- Exercise details
Below are the records. Gather each line that holds "style".

►

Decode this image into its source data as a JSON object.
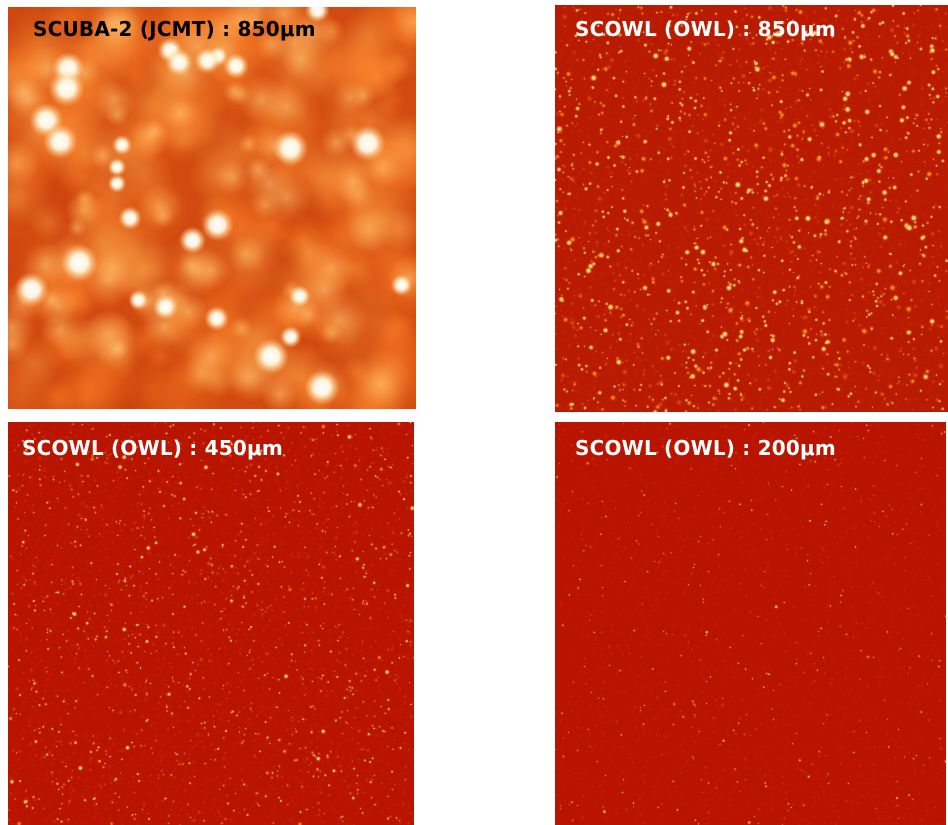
{
  "panels": [
    {
      "id": "scuba",
      "title": "SCUBA-2 (JCMT) : 850μm",
      "title_color": "#000000",
      "style": "smooth",
      "background_color": "#e0581a"
    },
    {
      "id": "owl850",
      "title": "SCOWL (OWL) : 850μm",
      "title_color": "#ffffff",
      "style": "dense-bright",
      "background_color": "#b81a02"
    },
    {
      "id": "owl450",
      "title": "SCOWL (OWL) : 450μm",
      "title_color": "#ffffff",
      "style": "dense-fine",
      "background_color": "#b81400"
    },
    {
      "id": "owl200",
      "title": "SCOWL (OWL) : 200μm",
      "title_color": "#ffffff",
      "style": "sparse-fine",
      "background_color": "#b81400"
    }
  ]
}
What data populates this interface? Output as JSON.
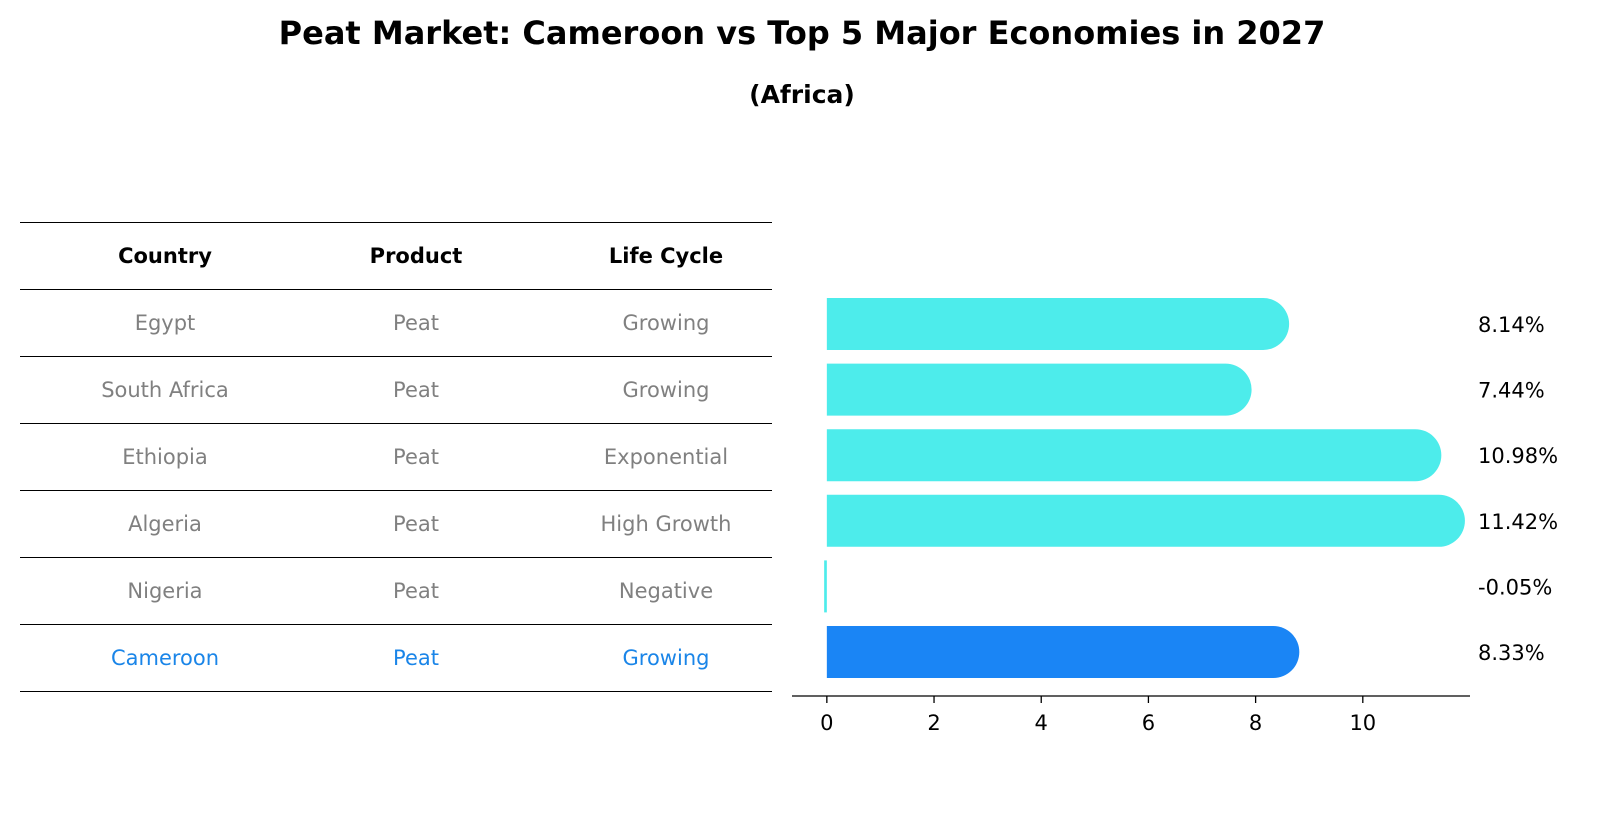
{
  "title": "Peat Market: Cameroon vs Top 5 Major Economies in 2027",
  "subtitle": "(Africa)",
  "table": {
    "headers": [
      "Country",
      "Product",
      "Life Cycle"
    ],
    "rows": [
      [
        "Egypt",
        "Peat",
        "Growing"
      ],
      [
        "South Africa",
        "Peat",
        "Growing"
      ],
      [
        "Ethiopia",
        "Peat",
        "Exponential"
      ],
      [
        "Algeria",
        "Peat",
        "High Growth"
      ],
      [
        "Nigeria",
        "Peat",
        "Negative"
      ],
      [
        "Cameroon",
        "Peat",
        "Growing"
      ]
    ],
    "highlight_row": 5
  },
  "chart_data": {
    "type": "bar",
    "orientation": "horizontal",
    "categories": [
      "Egypt",
      "South Africa",
      "Ethiopia",
      "Algeria",
      "Nigeria",
      "Cameroon"
    ],
    "values": [
      8.14,
      7.44,
      10.98,
      11.42,
      -0.05,
      8.33
    ],
    "value_labels": [
      "8.14%",
      "7.44%",
      "10.98%",
      "11.42%",
      "-0.05%",
      "8.33%"
    ],
    "xticks": [
      0,
      2,
      4,
      6,
      8,
      10
    ],
    "xlim": [
      -0.65,
      12.0
    ],
    "colors": {
      "default": "#4deceb",
      "highlight": "#1a85f5"
    },
    "highlight_index": 5,
    "grid": false
  }
}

◄

- The result
      "style": "smooth",
      "style": "dense-bright",
      "style": "dense-fine",
      "style": "sparse-fine",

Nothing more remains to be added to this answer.